__Source text__.
------------------------------
The FHA mortgage program is one of the best tools first time home buyers can use to get into their home when they’re relatively cash poor and have little credit experience. Credit’s funny that way, you need something big like a mortgage in order to be trusted with something big like a mortgage -- The FHA gives you a chance to show the world what you can do when you work that credit file. 

Offering down payments as low as 3.5% and low credit requirements for eligibility have made these loans an amazing option for any prospective home buyer. As if that wasn't awesome enough, having the loan backed by the government lets lenders be more flexible with their eligibility requirements. Should a borrower default on repayment of the loan, the FHA reimburses the lender for its loss. With less risk, lenders have more reason to offer FHA loans at competitive rates, which is great for home buyers! 

You have a range of options with the FHA loan program as well, including construction loans, energy efficiency mortgages and purchase-and-improvement mortgages, plus streamline refinancing products.
------------------------------
__Source data__.
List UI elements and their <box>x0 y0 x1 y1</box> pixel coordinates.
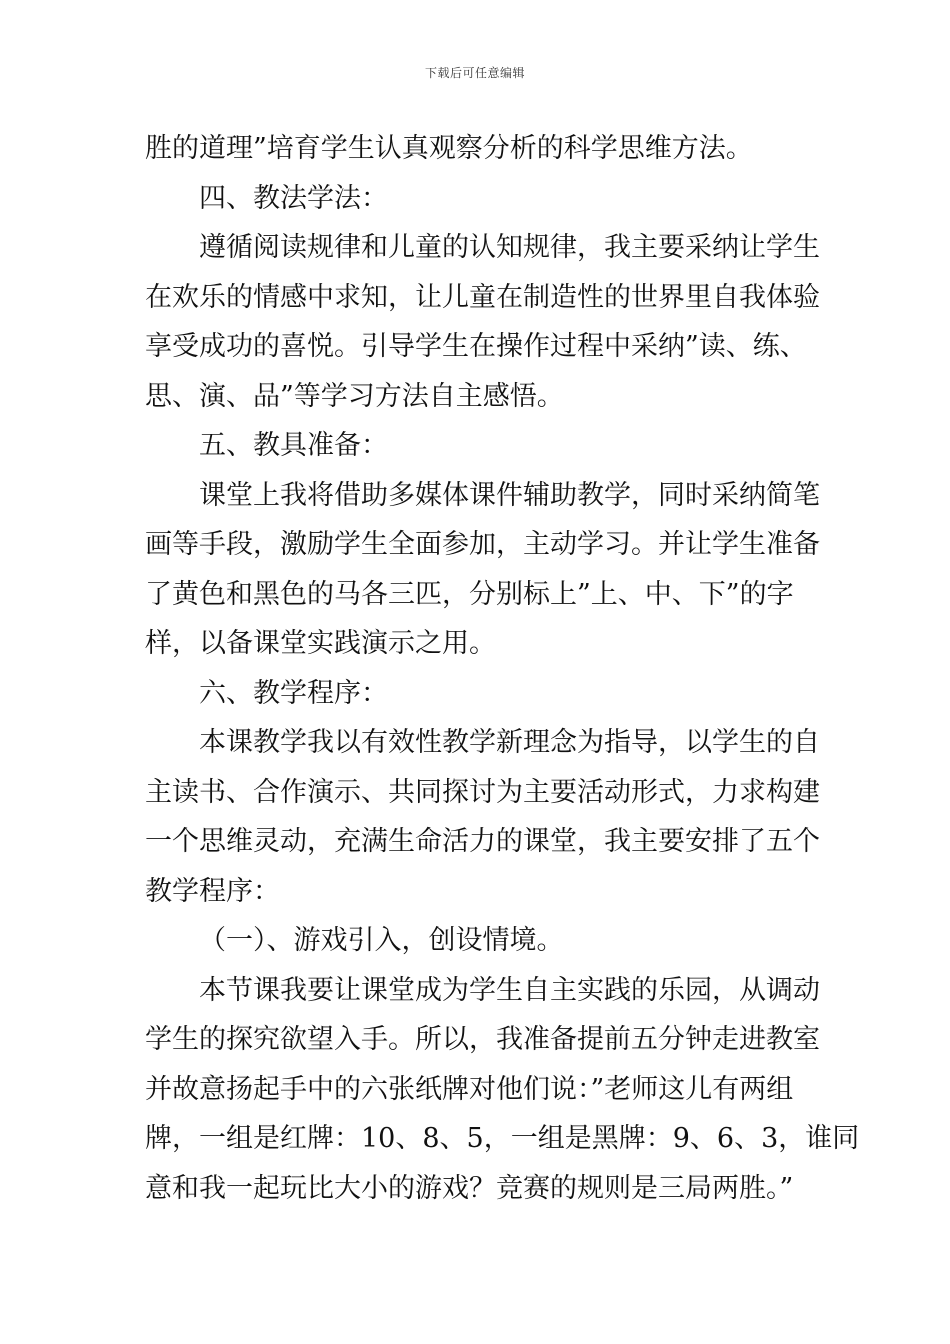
------------------------------
__Parts of the exercise__.
**A.** Decide whether each statement agrees with the FHA mortgage text: (i) FHA loans can require a down payment as low as 3.5%. (ii) When a borrower defaults, the FHA reimburses the lender for its loss. (iii) The FHA loan program offers no refinancing products. Answer each with yes or no and quote the deciding words.
**B.** Using the FHA mortgage text, answer these questions:
(i) Which two traits of first-time home buyers does the program suit?
(ii) What lets lenders be more flexible with their eligibility requirements?
(iii) What kind of refinancing products does the program include?
**C.** Print everything in the FHA mortgage text from "The FHA mortgage" down to "for home buyers!".

__Task results__.
**A.**
(i) Yes: "Offering down payments as low as 3.5%"
(ii) Yes: "Should a borrower default on repayment of the loan, the FHA reimburses the lender for its loss."
(iii) No: "plus streamline refinancing products"

**B.**
(i) Being relatively cash poor and having little credit experience.
(ii) Having the loan backed by the government.
(iii) Streamline refinancing products.

**C.**
The FHA mortgage program is one of the best tools first time home buyers can use to get into their home when they’re relatively cash poor and have little credit experience. Credit’s funny that way, you need something big like a mortgage in order to be trusted with something big like a mortgage -- The FHA gives you a chance to show the world what you can do when you work that credit file. 

Offering down payments as low as 3.5% and low credit requirements for eligibility have made these loans an amazing option for any prospective home buyer. As if that wasn't awesome enough, having the loan backed by the government lets lenders be more flexible with their eligibility requirements. Should a borrower default on repayment of the loan, the FHA reimburses the lender for its loss. With less risk, lenders have more reason to offer FHA loans at competitive rates, which is great for home buyers!